The task:
Every entry must be duplicated precisely as written.
------------
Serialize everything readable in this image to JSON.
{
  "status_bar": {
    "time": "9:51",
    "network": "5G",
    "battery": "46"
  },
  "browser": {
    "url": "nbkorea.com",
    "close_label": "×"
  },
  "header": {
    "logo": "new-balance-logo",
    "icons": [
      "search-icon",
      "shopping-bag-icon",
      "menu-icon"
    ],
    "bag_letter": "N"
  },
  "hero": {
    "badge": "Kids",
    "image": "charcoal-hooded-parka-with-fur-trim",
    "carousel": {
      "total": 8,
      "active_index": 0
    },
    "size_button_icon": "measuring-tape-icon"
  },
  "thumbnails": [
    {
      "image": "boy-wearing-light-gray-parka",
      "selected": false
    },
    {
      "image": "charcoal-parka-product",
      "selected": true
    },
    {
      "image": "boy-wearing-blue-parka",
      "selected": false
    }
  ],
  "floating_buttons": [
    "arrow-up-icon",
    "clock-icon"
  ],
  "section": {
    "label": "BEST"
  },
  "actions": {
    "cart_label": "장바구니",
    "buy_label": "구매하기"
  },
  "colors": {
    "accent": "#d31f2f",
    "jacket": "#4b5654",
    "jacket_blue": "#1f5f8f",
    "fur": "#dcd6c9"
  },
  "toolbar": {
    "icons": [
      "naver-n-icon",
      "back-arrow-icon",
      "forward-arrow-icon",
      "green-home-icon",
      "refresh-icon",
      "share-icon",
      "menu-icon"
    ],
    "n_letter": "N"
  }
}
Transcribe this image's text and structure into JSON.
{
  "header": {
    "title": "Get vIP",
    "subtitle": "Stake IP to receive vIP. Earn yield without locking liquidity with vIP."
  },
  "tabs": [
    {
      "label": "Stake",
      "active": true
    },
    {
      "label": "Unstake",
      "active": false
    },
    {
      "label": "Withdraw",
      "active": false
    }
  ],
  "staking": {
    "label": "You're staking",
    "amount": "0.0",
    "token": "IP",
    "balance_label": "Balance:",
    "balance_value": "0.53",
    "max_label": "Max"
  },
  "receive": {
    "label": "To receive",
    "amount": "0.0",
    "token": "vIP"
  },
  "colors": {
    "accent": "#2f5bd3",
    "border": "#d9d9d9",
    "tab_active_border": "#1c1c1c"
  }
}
------------
Answer to the exercise:
Serialize everything readable in this image to JSON.
{
  "status_bar": {
    "time": "9:51",
    "network": "5G",
    "battery": "46"
  },
  "browser": {
    "url": "nbkorea.com",
    "close_label": "×"
  },
  "header": {
    "logo": "new-balance-logo",
    "icons": [
      "search-icon",
      "shopping-bag-icon",
      "menu-icon"
    ],
    "bag_letter": "N"
  },
  "hero": {
    "badge": "Kids",
    "image": "charcoal-hooded-parka-with-fur-trim",
    "carousel": {
      "total": 8,
      "active_index": 0
    },
    "size_button_icon": "measuring-tape-icon"
  },
  "thumbnails": [
    {
      "image": "boy-wearing-light-gray-parka",
      "selected": false
    },
    {
      "image": "charcoal-parka-product",
      "selected": true
    },
    {
      "image": "boy-wearing-blue-parka",
      "selected": false
    }
  ],
  "floating_buttons": [
    "arrow-up-icon",
    "clock-icon"
  ],
  "section": {
    "label": "BEST"
  },
  "actions": {
    "cart_label": "장바구니",
    "buy_label": "구매하기"
  },
  "colors": {
    "accent": "#d31f2f",
    "jacket": "#4b5654",
    "jacket_blue": "#1f5f8f",
    "fur": "#dcd6c9"
  },
  "toolbar": {
    "icons": [
      "naver-n-icon",
      "back-arrow-icon",
      "forward-arrow-icon",
      "green-home-icon",
      "refresh-icon",
      "share-icon",
      "menu-icon"
    ],
    "n_letter": "N"
  }
}
Transcribe this image's text and structure into JSON.
{
  "header": {
    "title": "Get vIP",
    "subtitle": "Stake IP to receive vIP. Earn yield without locking liquidity with vIP."
  },
  "tabs": [
    {
      "label": "Stake",
      "active": true
    },
    {
      "label": "Unstake",
      "active": false
    },
    {
      "label": "Withdraw",
      "active": false
    }
  ],
  "staking": {
    "label": "You're staking",
    "amount": "0.0",
    "token": "IP",
    "balance_label": "Balance:",
    "balance_value": "0.53",
    "max_label": "Max"
  },
  "receive": {
    "label": "To receive",
    "amount": "0.0",
    "token": "vIP"
  },
  "colors": {
    "accent": "#2f5bd3",
    "border": "#d9d9d9",
    "tab_active_border": "#1c1c1c"
  }
}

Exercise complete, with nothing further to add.